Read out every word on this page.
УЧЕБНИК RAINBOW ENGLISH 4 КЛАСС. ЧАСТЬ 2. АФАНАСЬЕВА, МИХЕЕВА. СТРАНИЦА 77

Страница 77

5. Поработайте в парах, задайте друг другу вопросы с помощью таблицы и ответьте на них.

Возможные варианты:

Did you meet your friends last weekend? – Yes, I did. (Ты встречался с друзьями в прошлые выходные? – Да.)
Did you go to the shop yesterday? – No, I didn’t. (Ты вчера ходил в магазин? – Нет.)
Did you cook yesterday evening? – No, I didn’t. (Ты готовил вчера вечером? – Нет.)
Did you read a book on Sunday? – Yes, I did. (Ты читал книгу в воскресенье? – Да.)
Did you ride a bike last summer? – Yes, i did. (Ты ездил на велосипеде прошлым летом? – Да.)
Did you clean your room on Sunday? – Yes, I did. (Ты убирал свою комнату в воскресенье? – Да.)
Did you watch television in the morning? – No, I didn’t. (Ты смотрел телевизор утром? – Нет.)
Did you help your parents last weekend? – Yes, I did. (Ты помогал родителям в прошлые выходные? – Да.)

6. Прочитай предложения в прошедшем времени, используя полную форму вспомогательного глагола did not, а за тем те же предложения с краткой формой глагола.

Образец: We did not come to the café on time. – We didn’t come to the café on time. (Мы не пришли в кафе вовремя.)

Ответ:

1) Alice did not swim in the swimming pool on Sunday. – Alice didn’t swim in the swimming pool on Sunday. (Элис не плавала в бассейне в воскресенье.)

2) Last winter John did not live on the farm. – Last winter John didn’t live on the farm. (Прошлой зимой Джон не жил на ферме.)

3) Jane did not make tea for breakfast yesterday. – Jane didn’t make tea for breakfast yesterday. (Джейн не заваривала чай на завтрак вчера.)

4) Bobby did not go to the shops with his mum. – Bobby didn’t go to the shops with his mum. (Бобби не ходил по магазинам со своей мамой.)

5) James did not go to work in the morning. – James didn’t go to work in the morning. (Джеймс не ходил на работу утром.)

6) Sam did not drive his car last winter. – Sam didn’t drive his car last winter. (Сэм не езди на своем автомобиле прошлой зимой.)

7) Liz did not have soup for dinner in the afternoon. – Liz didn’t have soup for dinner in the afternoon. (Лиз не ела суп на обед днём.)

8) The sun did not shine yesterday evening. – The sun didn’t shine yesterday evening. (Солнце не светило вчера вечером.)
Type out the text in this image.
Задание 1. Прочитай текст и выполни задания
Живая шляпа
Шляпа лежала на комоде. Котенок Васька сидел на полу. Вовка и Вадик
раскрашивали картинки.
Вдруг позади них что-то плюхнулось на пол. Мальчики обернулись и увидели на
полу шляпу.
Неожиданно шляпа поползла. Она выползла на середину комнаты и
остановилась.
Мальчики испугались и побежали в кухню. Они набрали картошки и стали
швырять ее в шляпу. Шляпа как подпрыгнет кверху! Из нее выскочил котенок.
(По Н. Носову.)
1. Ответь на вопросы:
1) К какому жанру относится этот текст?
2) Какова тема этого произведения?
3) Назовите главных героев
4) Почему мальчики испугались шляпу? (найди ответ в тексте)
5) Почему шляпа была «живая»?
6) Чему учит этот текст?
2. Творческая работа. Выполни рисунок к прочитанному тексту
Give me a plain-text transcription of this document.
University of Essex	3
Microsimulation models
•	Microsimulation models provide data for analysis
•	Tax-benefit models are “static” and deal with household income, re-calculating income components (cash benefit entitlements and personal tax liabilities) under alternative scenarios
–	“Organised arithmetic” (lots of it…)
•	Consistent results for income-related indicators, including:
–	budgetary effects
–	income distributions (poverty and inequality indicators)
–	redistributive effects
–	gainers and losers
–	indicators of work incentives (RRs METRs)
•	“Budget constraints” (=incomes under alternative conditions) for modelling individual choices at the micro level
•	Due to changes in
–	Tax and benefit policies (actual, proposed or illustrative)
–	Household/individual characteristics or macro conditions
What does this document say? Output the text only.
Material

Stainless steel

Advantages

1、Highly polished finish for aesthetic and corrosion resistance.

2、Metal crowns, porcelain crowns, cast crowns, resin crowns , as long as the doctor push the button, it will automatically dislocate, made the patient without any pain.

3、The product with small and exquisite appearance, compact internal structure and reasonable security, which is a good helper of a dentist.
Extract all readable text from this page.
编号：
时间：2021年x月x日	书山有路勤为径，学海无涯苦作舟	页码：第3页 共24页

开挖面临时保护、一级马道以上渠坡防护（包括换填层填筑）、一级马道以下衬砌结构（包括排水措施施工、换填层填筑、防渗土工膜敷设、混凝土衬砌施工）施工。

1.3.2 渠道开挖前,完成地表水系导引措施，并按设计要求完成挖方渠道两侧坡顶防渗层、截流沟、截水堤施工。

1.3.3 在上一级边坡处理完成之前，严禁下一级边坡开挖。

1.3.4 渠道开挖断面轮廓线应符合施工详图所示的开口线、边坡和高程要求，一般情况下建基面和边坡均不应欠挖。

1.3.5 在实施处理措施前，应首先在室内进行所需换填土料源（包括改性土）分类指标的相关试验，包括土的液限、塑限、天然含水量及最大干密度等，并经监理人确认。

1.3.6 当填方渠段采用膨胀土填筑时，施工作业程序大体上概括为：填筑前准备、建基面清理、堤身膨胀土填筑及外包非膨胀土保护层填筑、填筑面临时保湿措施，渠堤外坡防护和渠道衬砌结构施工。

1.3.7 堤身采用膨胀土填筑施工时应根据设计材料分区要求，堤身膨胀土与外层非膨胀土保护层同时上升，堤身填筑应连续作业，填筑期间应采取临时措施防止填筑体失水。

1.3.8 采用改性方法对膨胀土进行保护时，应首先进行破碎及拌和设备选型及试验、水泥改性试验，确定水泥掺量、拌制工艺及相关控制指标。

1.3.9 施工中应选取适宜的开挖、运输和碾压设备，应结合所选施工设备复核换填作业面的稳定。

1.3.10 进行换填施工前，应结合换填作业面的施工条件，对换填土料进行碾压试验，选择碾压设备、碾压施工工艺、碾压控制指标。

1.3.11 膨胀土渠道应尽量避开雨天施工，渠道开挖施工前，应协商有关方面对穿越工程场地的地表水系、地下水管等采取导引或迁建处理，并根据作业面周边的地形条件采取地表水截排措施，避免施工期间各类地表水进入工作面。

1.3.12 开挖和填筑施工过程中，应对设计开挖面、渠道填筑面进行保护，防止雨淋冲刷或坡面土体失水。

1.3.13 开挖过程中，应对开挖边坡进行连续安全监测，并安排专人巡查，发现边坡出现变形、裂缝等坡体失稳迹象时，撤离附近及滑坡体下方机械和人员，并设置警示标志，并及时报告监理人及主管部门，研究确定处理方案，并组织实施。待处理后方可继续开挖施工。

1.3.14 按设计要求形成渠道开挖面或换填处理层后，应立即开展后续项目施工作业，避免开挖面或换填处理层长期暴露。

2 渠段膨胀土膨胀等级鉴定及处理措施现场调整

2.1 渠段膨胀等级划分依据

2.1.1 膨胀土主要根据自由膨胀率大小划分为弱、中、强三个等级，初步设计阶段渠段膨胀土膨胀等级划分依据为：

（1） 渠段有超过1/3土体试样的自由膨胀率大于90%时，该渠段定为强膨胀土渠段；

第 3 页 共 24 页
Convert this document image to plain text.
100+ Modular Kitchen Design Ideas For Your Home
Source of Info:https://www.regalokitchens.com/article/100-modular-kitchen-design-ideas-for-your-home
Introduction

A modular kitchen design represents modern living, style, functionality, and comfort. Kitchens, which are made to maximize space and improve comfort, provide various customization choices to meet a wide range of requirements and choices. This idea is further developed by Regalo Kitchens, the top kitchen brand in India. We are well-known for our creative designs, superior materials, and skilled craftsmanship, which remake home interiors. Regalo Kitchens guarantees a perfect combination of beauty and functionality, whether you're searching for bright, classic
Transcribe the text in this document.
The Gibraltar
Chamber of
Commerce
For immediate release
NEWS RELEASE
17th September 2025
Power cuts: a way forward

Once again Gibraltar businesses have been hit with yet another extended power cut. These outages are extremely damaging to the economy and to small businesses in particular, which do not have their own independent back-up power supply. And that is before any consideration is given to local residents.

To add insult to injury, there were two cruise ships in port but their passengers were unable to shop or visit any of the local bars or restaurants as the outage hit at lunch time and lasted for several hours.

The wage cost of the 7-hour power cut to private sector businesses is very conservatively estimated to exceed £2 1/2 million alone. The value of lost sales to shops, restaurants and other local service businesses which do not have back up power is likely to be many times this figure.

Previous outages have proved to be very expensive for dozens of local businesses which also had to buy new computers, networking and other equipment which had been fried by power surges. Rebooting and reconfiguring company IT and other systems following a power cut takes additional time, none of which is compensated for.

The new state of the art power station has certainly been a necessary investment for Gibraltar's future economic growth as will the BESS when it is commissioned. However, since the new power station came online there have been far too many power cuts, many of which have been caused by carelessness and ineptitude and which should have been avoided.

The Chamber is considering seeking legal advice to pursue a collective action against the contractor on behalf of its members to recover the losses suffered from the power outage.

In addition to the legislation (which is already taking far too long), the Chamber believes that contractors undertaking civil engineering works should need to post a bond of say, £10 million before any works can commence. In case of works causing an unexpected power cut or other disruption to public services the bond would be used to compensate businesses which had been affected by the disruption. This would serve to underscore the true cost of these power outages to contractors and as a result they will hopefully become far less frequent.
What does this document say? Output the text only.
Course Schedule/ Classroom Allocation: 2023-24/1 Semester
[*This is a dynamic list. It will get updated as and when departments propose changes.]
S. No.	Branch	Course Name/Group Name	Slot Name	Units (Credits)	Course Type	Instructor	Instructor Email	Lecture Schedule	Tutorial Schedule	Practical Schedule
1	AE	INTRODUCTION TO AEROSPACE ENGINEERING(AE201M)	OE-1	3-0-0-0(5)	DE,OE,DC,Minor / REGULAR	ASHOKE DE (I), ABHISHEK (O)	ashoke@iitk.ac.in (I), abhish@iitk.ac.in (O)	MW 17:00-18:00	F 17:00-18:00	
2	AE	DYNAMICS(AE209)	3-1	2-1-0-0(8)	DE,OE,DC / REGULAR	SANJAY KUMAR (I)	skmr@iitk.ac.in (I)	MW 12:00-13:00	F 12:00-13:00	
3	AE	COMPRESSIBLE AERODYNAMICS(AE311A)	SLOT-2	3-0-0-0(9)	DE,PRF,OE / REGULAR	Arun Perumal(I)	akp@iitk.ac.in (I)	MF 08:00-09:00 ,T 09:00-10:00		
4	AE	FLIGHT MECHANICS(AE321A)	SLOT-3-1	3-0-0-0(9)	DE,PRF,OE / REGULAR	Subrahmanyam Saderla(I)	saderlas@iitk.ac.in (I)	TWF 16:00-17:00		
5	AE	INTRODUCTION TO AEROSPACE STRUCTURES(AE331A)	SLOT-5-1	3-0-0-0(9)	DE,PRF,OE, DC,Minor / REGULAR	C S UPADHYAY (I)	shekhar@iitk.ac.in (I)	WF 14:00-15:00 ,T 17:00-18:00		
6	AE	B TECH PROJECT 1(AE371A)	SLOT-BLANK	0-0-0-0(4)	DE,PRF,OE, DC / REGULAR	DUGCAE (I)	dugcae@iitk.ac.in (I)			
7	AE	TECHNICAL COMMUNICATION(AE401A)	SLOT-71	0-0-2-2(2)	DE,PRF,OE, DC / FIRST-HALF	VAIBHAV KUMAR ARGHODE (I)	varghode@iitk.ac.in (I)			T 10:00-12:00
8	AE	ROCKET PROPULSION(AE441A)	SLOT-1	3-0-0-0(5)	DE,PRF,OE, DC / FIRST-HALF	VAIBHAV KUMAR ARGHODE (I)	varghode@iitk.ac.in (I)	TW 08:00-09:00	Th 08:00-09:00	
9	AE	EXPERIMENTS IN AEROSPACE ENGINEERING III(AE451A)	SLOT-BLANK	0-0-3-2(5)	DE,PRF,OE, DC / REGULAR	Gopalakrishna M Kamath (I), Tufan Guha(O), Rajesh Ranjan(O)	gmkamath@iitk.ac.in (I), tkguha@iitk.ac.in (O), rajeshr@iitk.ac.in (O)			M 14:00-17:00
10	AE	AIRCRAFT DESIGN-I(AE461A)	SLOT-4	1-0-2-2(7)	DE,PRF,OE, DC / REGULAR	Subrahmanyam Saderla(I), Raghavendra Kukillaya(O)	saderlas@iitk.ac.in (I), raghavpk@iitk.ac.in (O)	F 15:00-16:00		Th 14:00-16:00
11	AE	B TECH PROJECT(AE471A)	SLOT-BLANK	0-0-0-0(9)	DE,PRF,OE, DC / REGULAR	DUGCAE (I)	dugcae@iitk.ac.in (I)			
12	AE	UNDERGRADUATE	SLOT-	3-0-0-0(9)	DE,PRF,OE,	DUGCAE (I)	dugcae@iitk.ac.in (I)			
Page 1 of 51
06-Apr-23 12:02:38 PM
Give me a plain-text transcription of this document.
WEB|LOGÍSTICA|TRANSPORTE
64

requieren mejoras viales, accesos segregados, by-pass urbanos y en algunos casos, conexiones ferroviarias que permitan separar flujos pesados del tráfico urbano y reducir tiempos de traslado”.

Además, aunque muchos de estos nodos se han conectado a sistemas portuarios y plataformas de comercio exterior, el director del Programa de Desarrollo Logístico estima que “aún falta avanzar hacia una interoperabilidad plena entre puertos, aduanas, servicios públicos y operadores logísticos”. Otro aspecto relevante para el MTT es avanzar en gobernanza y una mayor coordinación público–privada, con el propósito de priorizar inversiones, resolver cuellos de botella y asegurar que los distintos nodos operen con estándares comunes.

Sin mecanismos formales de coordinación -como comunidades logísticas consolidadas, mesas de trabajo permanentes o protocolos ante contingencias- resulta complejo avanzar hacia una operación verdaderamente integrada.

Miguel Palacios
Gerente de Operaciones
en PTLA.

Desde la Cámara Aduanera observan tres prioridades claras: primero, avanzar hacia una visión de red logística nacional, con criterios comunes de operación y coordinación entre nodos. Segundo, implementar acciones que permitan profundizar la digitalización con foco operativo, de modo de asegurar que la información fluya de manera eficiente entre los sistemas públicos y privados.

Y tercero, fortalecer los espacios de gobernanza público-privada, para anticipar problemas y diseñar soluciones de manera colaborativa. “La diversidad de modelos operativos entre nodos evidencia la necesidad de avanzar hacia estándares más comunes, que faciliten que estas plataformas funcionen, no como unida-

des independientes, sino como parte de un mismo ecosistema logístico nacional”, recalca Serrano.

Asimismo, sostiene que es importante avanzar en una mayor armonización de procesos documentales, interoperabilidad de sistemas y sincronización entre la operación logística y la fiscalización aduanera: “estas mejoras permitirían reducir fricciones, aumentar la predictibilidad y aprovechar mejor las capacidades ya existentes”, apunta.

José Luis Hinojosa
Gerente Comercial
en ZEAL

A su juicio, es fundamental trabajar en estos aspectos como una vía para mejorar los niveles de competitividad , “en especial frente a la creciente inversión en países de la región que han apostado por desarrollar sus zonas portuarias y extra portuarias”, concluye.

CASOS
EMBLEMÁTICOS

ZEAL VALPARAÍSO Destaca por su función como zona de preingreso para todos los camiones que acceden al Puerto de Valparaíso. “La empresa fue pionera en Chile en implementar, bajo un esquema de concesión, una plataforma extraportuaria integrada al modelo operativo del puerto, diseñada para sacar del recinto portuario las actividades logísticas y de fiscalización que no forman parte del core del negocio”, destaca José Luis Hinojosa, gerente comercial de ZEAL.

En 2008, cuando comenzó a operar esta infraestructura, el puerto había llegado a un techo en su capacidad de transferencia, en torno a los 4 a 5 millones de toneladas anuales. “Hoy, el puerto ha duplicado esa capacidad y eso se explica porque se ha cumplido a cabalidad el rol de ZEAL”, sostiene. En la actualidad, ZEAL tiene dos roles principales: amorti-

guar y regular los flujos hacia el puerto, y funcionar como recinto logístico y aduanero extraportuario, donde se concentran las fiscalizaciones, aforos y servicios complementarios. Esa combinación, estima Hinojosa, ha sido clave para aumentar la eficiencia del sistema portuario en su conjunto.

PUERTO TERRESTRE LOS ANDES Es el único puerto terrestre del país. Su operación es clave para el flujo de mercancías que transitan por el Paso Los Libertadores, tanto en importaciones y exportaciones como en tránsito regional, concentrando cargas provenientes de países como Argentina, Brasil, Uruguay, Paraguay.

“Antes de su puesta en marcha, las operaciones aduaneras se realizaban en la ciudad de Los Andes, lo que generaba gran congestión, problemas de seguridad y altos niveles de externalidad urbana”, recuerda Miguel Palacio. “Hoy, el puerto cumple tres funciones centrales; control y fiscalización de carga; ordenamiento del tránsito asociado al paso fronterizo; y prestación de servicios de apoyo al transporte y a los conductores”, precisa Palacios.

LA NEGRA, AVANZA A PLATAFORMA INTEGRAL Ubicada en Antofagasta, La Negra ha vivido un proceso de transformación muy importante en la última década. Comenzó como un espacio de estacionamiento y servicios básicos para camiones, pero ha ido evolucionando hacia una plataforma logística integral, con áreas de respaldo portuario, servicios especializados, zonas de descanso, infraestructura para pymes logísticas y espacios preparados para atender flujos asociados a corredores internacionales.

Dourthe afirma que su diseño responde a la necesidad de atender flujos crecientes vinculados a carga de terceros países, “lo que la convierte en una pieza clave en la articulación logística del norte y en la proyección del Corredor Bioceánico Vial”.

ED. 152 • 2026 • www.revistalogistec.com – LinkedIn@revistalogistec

◆ Brief: Scan the listing above. Gather each line that contains the word "mejoras".

◆ Problem solution:
requieren mejoras viales, accesos segregados, by-pass urbanos y en algunos casos, conexiones ferroviarias que permitan separar flujos pesados del tráfico urbano y reducir tiempos de traslado”.
Asimismo, sostiene que es importante avanzar en una mayor armonización de procesos documentales, interoperabilidad de sistemas y sincronización entre la operación logística y la fiscalización aduanera: “estas mejoras permitirían reducir fricciones, aumentar la predictibilidad y aprovechar mejor las capacidades ya existentes”, apunta.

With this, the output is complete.